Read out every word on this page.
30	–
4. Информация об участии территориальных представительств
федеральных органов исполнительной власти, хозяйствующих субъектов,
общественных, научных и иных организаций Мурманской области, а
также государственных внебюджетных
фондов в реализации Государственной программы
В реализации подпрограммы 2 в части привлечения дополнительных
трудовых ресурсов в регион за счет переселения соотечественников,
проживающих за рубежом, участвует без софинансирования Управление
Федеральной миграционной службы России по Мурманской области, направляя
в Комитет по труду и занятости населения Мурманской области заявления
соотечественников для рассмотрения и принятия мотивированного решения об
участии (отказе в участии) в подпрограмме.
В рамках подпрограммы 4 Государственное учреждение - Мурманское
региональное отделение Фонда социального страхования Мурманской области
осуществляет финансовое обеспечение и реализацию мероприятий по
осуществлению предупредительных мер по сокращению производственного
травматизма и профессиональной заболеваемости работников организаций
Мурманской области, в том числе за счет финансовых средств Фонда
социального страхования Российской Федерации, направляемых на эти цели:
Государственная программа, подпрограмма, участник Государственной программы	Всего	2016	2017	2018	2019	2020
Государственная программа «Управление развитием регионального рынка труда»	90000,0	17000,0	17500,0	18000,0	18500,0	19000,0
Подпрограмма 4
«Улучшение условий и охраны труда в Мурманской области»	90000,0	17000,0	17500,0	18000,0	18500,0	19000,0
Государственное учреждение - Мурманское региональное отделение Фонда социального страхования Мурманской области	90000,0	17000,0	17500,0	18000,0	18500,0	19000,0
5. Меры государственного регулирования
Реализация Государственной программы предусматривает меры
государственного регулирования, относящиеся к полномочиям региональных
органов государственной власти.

_ _ _

* [Task goal]
Repeat each record exactly. Omit nothing.

* [Response]
Read out every word on this page.
30	–
4. Информация об участии территориальных представительств
федеральных органов исполнительной власти, хозяйствующих субъектов,
общественных, научных и иных организаций Мурманской области, а
также государственных внебюджетных
фондов в реализации Государственной программы
В реализации подпрограммы 2 в части привлечения дополнительных
трудовых ресурсов в регион за счет переселения соотечественников,
проживающих за рубежом, участвует без софинансирования Управление
Федеральной миграционной службы России по Мурманской области, направляя
в Комитет по труду и занятости населения Мурманской области заявления
соотечественников для рассмотрения и принятия мотивированного решения об
участии (отказе в участии) в подпрограмме.
В рамках подпрограммы 4 Государственное учреждение - Мурманское
региональное отделение Фонда социального страхования Мурманской области
осуществляет финансовое обеспечение и реализацию мероприятий по
осуществлению предупредительных мер по сокращению производственного
травматизма и профессиональной заболеваемости работников организаций
Мурманской области, в том числе за счет финансовых средств Фонда
социального страхования Российской Федерации, направляемых на эти цели:
Государственная программа, подпрограмма, участник Государственной программы	Всего	2016	2017	2018	2019	2020
Государственная программа «Управление развитием регионального рынка труда»	90000,0	17000,0	17500,0	18000,0	18500,0	19000,0
Подпрограмма 4
«Улучшение условий и охраны труда в Мурманской области»	90000,0	17000,0	17500,0	18000,0	18500,0	19000,0
Государственное учреждение - Мурманское региональное отделение Фонда социального страхования Мурманской области	90000,0	17000,0	17500,0	18000,0	18500,0	19000,0
5. Меры государственного регулирования
Реализация Государственной программы предусматривает меры
государственного регулирования, относящиеся к полномочиям региональных
органов государственной власти.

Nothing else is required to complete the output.